===== Information supplied =====
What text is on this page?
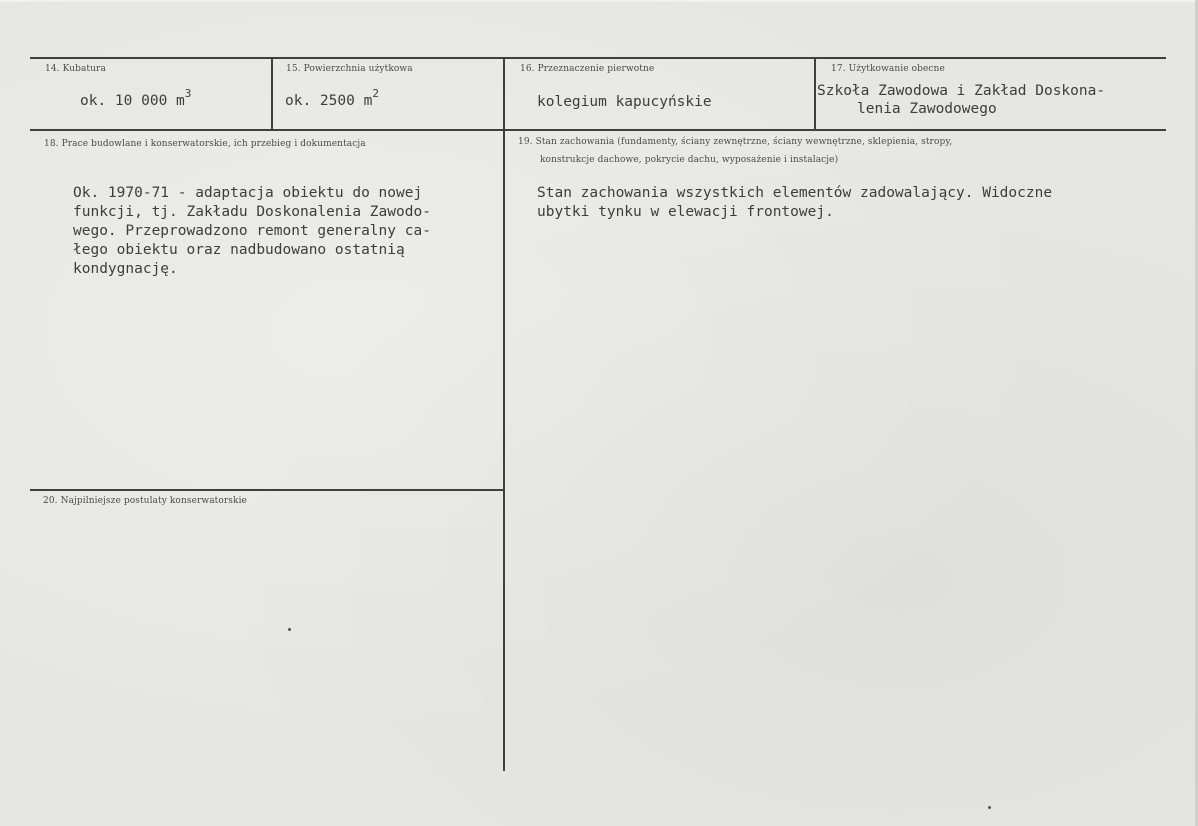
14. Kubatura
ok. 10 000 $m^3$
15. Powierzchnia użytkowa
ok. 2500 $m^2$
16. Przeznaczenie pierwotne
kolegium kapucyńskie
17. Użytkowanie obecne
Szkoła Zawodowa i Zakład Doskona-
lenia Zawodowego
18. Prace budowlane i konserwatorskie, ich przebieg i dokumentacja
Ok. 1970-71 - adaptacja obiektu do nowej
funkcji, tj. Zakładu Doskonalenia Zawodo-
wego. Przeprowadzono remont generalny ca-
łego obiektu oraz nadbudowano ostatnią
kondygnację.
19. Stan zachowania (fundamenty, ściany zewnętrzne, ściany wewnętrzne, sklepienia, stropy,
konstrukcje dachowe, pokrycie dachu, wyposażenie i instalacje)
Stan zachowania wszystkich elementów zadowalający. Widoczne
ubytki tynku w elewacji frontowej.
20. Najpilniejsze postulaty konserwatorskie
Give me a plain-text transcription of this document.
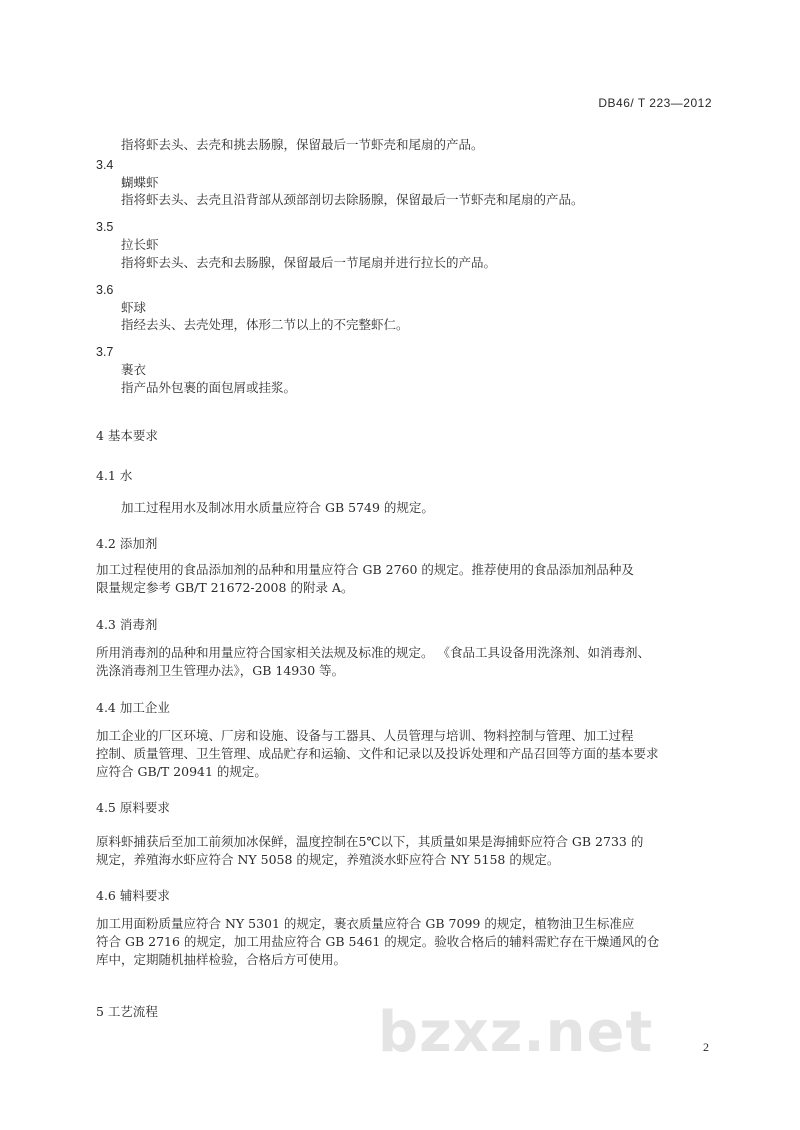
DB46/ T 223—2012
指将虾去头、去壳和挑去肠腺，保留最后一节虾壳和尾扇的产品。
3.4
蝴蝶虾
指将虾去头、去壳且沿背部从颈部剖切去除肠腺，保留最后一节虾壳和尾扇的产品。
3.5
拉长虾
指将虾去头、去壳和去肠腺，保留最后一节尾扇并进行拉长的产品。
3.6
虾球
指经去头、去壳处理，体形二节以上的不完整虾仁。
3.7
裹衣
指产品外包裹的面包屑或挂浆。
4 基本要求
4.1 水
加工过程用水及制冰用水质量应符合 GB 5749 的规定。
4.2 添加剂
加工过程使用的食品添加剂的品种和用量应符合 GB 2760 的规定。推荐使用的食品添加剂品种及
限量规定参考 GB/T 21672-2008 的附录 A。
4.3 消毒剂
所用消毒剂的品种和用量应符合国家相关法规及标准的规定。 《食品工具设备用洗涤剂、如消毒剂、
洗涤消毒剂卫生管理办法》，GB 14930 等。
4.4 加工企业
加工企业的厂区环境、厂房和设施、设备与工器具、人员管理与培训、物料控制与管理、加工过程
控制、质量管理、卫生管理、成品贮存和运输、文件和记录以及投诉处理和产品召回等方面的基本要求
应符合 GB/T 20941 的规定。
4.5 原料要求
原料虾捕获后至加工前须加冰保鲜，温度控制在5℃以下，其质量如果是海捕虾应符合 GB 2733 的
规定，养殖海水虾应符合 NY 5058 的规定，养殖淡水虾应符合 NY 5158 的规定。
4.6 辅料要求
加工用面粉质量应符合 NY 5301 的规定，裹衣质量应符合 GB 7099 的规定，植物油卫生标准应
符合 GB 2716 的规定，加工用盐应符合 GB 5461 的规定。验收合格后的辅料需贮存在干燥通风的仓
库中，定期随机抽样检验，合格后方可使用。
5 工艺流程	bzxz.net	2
=====
===== Information supplied =====
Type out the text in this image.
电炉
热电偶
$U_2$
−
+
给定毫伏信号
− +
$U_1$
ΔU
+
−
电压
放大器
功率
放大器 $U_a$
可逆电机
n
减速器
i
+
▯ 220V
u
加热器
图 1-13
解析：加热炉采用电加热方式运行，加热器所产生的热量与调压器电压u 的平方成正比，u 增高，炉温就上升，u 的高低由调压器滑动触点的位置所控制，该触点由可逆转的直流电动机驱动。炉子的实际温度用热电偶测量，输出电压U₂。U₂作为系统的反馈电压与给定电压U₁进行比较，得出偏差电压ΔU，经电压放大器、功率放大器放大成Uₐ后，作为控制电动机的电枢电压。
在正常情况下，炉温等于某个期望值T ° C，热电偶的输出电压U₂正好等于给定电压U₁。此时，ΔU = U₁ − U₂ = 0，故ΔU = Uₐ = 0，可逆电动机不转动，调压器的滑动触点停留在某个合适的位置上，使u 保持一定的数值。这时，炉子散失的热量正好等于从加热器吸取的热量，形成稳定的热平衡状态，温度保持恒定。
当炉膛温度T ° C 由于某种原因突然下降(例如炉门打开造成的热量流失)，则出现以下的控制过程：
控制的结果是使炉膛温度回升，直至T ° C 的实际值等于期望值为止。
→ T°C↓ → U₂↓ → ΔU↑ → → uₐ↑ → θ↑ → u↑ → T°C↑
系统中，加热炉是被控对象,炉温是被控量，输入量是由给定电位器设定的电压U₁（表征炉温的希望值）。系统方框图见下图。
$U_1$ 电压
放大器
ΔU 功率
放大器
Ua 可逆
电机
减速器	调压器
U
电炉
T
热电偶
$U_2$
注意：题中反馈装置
=====
Count the lines of the material that include the word "text", then report only the total.

3